TASK GOAL:
Provide the data again in its entirety, exactly as given.

INFORMATION PROVIDED:
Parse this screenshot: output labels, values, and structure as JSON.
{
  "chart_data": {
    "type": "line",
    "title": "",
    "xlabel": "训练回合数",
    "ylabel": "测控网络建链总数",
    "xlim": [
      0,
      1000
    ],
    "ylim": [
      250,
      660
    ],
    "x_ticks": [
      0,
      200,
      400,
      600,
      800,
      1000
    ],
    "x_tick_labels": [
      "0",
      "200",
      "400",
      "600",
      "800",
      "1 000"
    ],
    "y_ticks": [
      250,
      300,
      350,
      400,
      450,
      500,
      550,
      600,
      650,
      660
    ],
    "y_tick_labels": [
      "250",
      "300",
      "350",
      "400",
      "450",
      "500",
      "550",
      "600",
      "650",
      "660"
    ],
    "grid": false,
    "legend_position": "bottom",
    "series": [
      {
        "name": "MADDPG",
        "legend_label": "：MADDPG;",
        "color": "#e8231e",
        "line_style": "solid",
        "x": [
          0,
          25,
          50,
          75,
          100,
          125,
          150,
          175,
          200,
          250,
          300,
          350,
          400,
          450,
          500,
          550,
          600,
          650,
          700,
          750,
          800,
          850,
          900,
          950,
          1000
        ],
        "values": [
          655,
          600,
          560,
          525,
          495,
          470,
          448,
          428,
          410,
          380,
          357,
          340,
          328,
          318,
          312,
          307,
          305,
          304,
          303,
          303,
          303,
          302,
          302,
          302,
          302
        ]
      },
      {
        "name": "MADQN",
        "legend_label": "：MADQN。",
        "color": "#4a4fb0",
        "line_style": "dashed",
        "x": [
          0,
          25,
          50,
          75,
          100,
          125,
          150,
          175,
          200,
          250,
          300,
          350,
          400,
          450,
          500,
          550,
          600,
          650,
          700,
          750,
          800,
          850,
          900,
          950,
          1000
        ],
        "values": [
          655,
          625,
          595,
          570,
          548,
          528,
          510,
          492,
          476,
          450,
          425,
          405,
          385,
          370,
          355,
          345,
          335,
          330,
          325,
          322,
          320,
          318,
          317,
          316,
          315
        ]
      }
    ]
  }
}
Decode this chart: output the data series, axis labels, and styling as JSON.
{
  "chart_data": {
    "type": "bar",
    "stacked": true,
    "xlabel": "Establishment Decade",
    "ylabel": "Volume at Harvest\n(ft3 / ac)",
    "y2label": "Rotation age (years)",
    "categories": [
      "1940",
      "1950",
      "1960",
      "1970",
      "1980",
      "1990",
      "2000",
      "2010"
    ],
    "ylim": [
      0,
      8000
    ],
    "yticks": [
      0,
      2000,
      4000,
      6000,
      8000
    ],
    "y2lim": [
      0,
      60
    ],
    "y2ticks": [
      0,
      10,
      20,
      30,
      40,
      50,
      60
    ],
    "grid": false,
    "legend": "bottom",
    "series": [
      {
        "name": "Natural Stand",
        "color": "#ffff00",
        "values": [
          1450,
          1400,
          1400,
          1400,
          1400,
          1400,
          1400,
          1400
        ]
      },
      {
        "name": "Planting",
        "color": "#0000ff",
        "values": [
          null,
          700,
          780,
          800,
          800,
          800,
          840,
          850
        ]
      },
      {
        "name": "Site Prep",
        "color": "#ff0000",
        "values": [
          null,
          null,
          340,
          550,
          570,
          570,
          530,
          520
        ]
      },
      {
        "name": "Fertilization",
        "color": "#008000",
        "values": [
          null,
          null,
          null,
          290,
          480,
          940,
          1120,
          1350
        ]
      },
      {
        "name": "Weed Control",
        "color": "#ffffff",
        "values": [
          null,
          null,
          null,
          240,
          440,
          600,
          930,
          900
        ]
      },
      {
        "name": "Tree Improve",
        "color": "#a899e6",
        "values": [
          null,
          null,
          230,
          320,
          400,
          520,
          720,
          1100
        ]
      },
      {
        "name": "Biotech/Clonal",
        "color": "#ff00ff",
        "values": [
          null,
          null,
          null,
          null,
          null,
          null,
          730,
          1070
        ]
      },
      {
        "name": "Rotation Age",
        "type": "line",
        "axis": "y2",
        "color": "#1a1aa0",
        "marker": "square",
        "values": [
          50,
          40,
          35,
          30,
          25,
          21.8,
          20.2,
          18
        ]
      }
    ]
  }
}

PROBLEM SOLUTION:
Parse this screenshot: output labels, values, and structure as JSON.
{
  "chart_data": {
    "type": "line",
    "title": "",
    "xlabel": "训练回合数",
    "ylabel": "测控网络建链总数",
    "xlim": [
      0,
      1000
    ],
    "ylim": [
      250,
      660
    ],
    "x_ticks": [
      0,
      200,
      400,
      600,
      800,
      1000
    ],
    "x_tick_labels": [
      "0",
      "200",
      "400",
      "600",
      "800",
      "1 000"
    ],
    "y_ticks": [
      250,
      300,
      350,
      400,
      450,
      500,
      550,
      600,
      650,
      660
    ],
    "y_tick_labels": [
      "250",
      "300",
      "350",
      "400",
      "450",
      "500",
      "550",
      "600",
      "650",
      "660"
    ],
    "grid": false,
    "legend_position": "bottom",
    "series": [
      {
        "name": "MADDPG",
        "legend_label": "：MADDPG;",
        "color": "#e8231e",
        "line_style": "solid",
        "x": [
          0,
          25,
          50,
          75,
          100,
          125,
          150,
          175,
          200,
          250,
          300,
          350,
          400,
          450,
          500,
          550,
          600,
          650,
          700,
          750,
          800,
          850,
          900,
          950,
          1000
        ],
        "values": [
          655,
          600,
          560,
          525,
          495,
          470,
          448,
          428,
          410,
          380,
          357,
          340,
          328,
          318,
          312,
          307,
          305,
          304,
          303,
          303,
          303,
          302,
          302,
          302,
          302
        ]
      },
      {
        "name": "MADQN",
        "legend_label": "：MADQN。",
        "color": "#4a4fb0",
        "line_style": "dashed",
        "x": [
          0,
          25,
          50,
          75,
          100,
          125,
          150,
          175,
          200,
          250,
          300,
          350,
          400,
          450,
          500,
          550,
          600,
          650,
          700,
          750,
          800,
          850,
          900,
          950,
          1000
        ],
        "values": [
          655,
          625,
          595,
          570,
          548,
          528,
          510,
          492,
          476,
          450,
          425,
          405,
          385,
          370,
          355,
          345,
          335,
          330,
          325,
          322,
          320,
          318,
          317,
          316,
          315
        ]
      }
    ]
  }
}
Decode this chart: output the data series, axis labels, and styling as JSON.
{
  "chart_data": {
    "type": "bar",
    "stacked": true,
    "xlabel": "Establishment Decade",
    "ylabel": "Volume at Harvest\n(ft3 / ac)",
    "y2label": "Rotation age (years)",
    "categories": [
      "1940",
      "1950",
      "1960",
      "1970",
      "1980",
      "1990",
      "2000",
      "2010"
    ],
    "ylim": [
      0,
      8000
    ],
    "yticks": [
      0,
      2000,
      4000,
      6000,
      8000
    ],
    "y2lim": [
      0,
      60
    ],
    "y2ticks": [
      0,
      10,
      20,
      30,
      40,
      50,
      60
    ],
    "grid": false,
    "legend": "bottom",
    "series": [
      {
        "name": "Natural Stand",
        "color": "#ffff00",
        "values": [
          1450,
          1400,
          1400,
          1400,
          1400,
          1400,
          1400,
          1400
        ]
      },
      {
        "name": "Planting",
        "color": "#0000ff",
        "values": [
          null,
          700,
          780,
          800,
          800,
          800,
          840,
          850
        ]
      },
      {
        "name": "Site Prep",
        "color": "#ff0000",
        "values": [
          null,
          null,
          340,
          550,
          570,
          570,
          530,
          520
        ]
      },
      {
        "name": "Fertilization",
        "color": "#008000",
        "values": [
          null,
          null,
          null,
          290,
          480,
          940,
          1120,
          1350
        ]
      },
      {
        "name": "Weed Control",
        "color": "#ffffff",
        "values": [
          null,
          null,
          null,
          240,
          440,
          600,
          930,
          900
        ]
      },
      {
        "name": "Tree Improve",
        "color": "#a899e6",
        "values": [
          null,
          null,
          230,
          320,
          400,
          520,
          720,
          1100
        ]
      },
      {
        "name": "Biotech/Clonal",
        "color": "#ff00ff",
        "values": [
          null,
          null,
          null,
          null,
          null,
          null,
          730,
          1070
        ]
      },
      {
        "name": "Rotation Age",
        "type": "line",
        "axis": "y2",
        "color": "#1a1aa0",
        "marker": "square",
        "values": [
          50,
          40,
          35,
          30,
          25,
          21.8,
          20.2,
          18
        ]
      }
    ]
  }
}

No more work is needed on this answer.